**PROBLEM**
Reproduce the listing below exactly, minus its pictures.
## BEGIN SUPPLIED MATERIAL
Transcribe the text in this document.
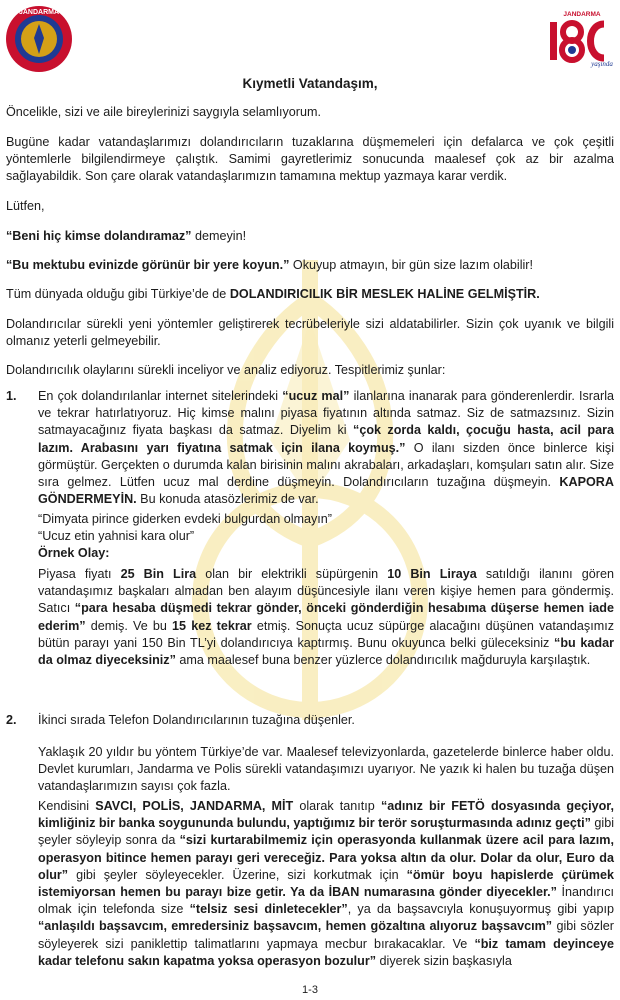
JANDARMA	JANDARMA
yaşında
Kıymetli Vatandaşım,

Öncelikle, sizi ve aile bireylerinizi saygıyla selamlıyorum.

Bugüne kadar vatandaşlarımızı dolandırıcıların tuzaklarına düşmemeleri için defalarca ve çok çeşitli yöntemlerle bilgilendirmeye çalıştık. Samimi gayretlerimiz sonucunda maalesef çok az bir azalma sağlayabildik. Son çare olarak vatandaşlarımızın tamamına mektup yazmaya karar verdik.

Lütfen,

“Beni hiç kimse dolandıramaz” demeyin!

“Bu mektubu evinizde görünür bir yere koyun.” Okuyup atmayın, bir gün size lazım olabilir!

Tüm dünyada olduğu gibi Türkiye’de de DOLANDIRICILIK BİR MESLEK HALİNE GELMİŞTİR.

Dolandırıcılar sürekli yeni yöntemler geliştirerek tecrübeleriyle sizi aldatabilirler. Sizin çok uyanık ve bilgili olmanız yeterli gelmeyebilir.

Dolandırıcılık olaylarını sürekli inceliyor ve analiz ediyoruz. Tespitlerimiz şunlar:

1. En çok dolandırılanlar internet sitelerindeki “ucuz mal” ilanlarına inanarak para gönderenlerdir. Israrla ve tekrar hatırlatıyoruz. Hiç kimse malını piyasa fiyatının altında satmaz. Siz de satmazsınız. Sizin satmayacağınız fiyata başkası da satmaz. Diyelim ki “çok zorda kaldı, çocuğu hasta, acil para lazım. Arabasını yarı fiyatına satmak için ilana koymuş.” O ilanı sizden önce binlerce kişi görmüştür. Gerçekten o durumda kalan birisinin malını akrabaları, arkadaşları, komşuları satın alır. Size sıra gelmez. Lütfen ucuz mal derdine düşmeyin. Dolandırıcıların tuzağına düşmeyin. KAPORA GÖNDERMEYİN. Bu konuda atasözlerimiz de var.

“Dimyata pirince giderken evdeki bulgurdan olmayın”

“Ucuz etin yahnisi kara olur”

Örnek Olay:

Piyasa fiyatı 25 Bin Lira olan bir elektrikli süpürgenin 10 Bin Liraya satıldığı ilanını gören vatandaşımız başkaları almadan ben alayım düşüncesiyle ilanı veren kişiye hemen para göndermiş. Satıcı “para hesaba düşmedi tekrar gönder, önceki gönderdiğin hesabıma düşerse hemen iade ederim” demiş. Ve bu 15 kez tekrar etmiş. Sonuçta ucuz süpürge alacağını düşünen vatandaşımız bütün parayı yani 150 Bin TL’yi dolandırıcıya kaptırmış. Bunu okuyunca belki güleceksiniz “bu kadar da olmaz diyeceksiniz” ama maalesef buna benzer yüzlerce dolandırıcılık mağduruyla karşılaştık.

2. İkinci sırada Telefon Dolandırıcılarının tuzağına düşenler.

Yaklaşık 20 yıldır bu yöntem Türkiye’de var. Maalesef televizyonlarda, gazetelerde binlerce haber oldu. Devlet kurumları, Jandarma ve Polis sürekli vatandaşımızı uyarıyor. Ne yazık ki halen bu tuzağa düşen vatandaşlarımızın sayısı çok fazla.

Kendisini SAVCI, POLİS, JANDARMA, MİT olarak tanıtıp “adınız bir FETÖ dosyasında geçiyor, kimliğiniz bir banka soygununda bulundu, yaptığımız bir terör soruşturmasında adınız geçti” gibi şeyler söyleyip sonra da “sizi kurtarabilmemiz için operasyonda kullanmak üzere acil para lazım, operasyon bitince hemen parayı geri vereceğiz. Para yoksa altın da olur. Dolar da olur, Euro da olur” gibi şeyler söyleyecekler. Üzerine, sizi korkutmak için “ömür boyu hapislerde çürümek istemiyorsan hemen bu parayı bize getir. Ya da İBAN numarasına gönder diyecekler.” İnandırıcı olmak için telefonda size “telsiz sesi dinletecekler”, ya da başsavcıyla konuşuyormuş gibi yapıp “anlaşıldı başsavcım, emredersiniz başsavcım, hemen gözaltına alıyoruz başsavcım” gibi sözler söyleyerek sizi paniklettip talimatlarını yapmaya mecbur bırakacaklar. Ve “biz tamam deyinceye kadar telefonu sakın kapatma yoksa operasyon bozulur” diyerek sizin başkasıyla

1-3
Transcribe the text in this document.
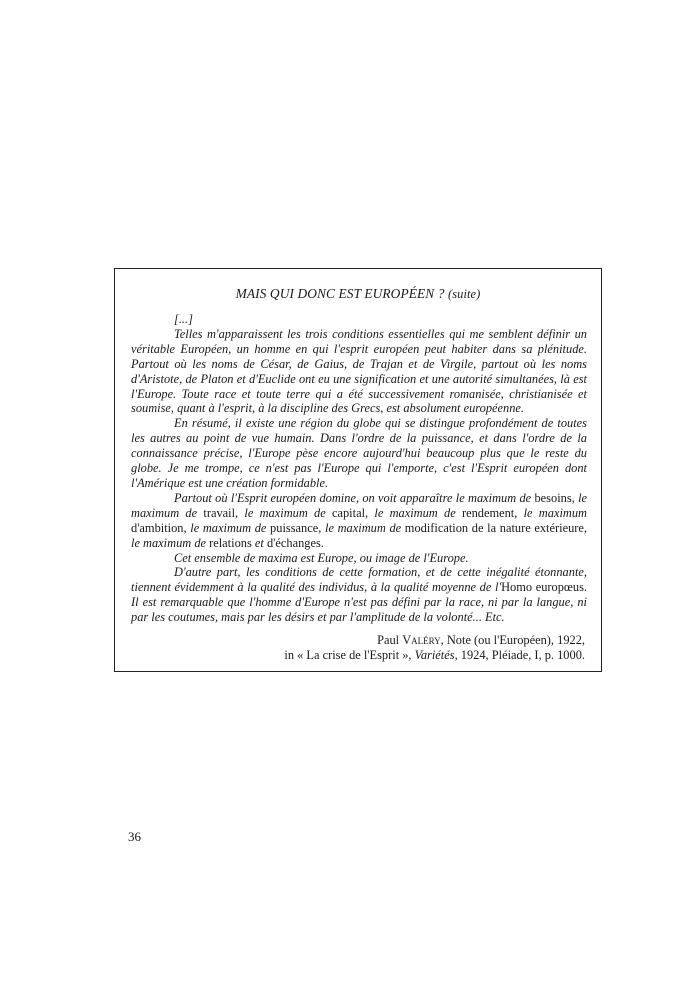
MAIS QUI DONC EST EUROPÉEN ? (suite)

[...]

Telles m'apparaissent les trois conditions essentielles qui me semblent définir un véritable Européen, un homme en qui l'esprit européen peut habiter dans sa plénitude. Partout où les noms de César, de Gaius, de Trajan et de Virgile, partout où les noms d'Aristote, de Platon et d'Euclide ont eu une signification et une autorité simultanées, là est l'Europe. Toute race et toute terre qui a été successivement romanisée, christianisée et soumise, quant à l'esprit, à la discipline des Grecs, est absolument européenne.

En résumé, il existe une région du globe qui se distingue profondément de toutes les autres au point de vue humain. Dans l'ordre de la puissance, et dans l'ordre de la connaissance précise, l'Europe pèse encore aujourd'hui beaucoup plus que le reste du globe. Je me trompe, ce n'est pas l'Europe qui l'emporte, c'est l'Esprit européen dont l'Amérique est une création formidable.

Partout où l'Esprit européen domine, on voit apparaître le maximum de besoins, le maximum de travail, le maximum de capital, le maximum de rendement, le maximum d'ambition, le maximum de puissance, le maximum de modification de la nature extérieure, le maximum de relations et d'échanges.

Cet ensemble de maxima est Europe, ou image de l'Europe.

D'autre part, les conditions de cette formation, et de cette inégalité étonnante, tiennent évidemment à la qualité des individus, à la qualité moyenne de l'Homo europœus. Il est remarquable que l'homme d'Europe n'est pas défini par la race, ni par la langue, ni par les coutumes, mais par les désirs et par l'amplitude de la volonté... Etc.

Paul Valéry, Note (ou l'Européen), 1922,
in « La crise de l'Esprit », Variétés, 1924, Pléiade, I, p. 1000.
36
## END SUPPLIED MATERIAL
**EXERCISE RESPONSE**
Transcribe the text in this document.
JANDARMA	JANDARMA
yaşında
Kıymetli Vatandaşım,

Öncelikle, sizi ve aile bireylerinizi saygıyla selamlıyorum.

Bugüne kadar vatandaşlarımızı dolandırıcıların tuzaklarına düşmemeleri için defalarca ve çok çeşitli yöntemlerle bilgilendirmeye çalıştık. Samimi gayretlerimiz sonucunda maalesef çok az bir azalma sağlayabildik. Son çare olarak vatandaşlarımızın tamamına mektup yazmaya karar verdik.

Lütfen,

“Beni hiç kimse dolandıramaz” demeyin!

“Bu mektubu evinizde görünür bir yere koyun.” Okuyup atmayın, bir gün size lazım olabilir!

Tüm dünyada olduğu gibi Türkiye’de de DOLANDIRICILIK BİR MESLEK HALİNE GELMİŞTİR.

Dolandırıcılar sürekli yeni yöntemler geliştirerek tecrübeleriyle sizi aldatabilirler. Sizin çok uyanık ve bilgili olmanız yeterli gelmeyebilir.

Dolandırıcılık olaylarını sürekli inceliyor ve analiz ediyoruz. Tespitlerimiz şunlar:

1. En çok dolandırılanlar internet sitelerindeki “ucuz mal” ilanlarına inanarak para gönderenlerdir. Israrla ve tekrar hatırlatıyoruz. Hiç kimse malını piyasa fiyatının altında satmaz. Siz de satmazsınız. Sizin satmayacağınız fiyata başkası da satmaz. Diyelim ki “çok zorda kaldı, çocuğu hasta, acil para lazım. Arabasını yarı fiyatına satmak için ilana koymuş.” O ilanı sizden önce binlerce kişi görmüştür. Gerçekten o durumda kalan birisinin malını akrabaları, arkadaşları, komşuları satın alır. Size sıra gelmez. Lütfen ucuz mal derdine düşmeyin. Dolandırıcıların tuzağına düşmeyin. KAPORA GÖNDERMEYİN. Bu konuda atasözlerimiz de var.

“Dimyata pirince giderken evdeki bulgurdan olmayın”

“Ucuz etin yahnisi kara olur”

Örnek Olay:

Piyasa fiyatı 25 Bin Lira olan bir elektrikli süpürgenin 10 Bin Liraya satıldığı ilanını gören vatandaşımız başkaları almadan ben alayım düşüncesiyle ilanı veren kişiye hemen para göndermiş. Satıcı “para hesaba düşmedi tekrar gönder, önceki gönderdiğin hesabıma düşerse hemen iade ederim” demiş. Ve bu 15 kez tekrar etmiş. Sonuçta ucuz süpürge alacağını düşünen vatandaşımız bütün parayı yani 150 Bin TL’yi dolandırıcıya kaptırmış. Bunu okuyunca belki güleceksiniz “bu kadar da olmaz diyeceksiniz” ama maalesef buna benzer yüzlerce dolandırıcılık mağduruyla karşılaştık.

2. İkinci sırada Telefon Dolandırıcılarının tuzağına düşenler.

Yaklaşık 20 yıldır bu yöntem Türkiye’de var. Maalesef televizyonlarda, gazetelerde binlerce haber oldu. Devlet kurumları, Jandarma ve Polis sürekli vatandaşımızı uyarıyor. Ne yazık ki halen bu tuzağa düşen vatandaşlarımızın sayısı çok fazla.

Kendisini SAVCI, POLİS, JANDARMA, MİT olarak tanıtıp “adınız bir FETÖ dosyasında geçiyor, kimliğiniz bir banka soygununda bulundu, yaptığımız bir terör soruşturmasında adınız geçti” gibi şeyler söyleyip sonra da “sizi kurtarabilmemiz için operasyonda kullanmak üzere acil para lazım, operasyon bitince hemen parayı geri vereceğiz. Para yoksa altın da olur. Dolar da olur, Euro da olur” gibi şeyler söyleyecekler. Üzerine, sizi korkutmak için “ömür boyu hapislerde çürümek istemiyorsan hemen bu parayı bize getir. Ya da İBAN numarasına gönder diyecekler.” İnandırıcı olmak için telefonda size “telsiz sesi dinletecekler”, ya da başsavcıyla konuşuyormuş gibi yapıp “anlaşıldı başsavcım, emredersiniz başsavcım, hemen gözaltına alıyoruz başsavcım” gibi sözler söyleyerek sizi paniklettip talimatlarını yapmaya mecbur bırakacaklar. Ve “biz tamam deyinceye kadar telefonu sakın kapatma yoksa operasyon bozulur” diyerek sizin başkasıyla

1-3
Transcribe the text in this document.
MAIS QUI DONC EST EUROPÉEN ? (suite)

[...]

Telles m'apparaissent les trois conditions essentielles qui me semblent définir un véritable Européen, un homme en qui l'esprit européen peut habiter dans sa plénitude. Partout où les noms de César, de Gaius, de Trajan et de Virgile, partout où les noms d'Aristote, de Platon et d'Euclide ont eu une signification et une autorité simultanées, là est l'Europe. Toute race et toute terre qui a été successivement romanisée, christianisée et soumise, quant à l'esprit, à la discipline des Grecs, est absolument européenne.

En résumé, il existe une région du globe qui se distingue profondément de toutes les autres au point de vue humain. Dans l'ordre de la puissance, et dans l'ordre de la connaissance précise, l'Europe pèse encore aujourd'hui beaucoup plus que le reste du globe. Je me trompe, ce n'est pas l'Europe qui l'emporte, c'est l'Esprit européen dont l'Amérique est une création formidable.

Partout où l'Esprit européen domine, on voit apparaître le maximum de besoins, le maximum de travail, le maximum de capital, le maximum de rendement, le maximum d'ambition, le maximum de puissance, le maximum de modification de la nature extérieure, le maximum de relations et d'échanges.

Cet ensemble de maxima est Europe, ou image de l'Europe.

D'autre part, les conditions de cette formation, et de cette inégalité étonnante, tiennent évidemment à la qualité des individus, à la qualité moyenne de l'Homo europœus. Il est remarquable que l'homme d'Europe n'est pas défini par la race, ni par la langue, ni par les coutumes, mais par les désirs et par l'amplitude de la volonté... Etc.

Paul Valéry, Note (ou l'Européen), 1922,
in « La crise de l'Esprit », Variétés, 1924, Pléiade, I, p. 1000.
36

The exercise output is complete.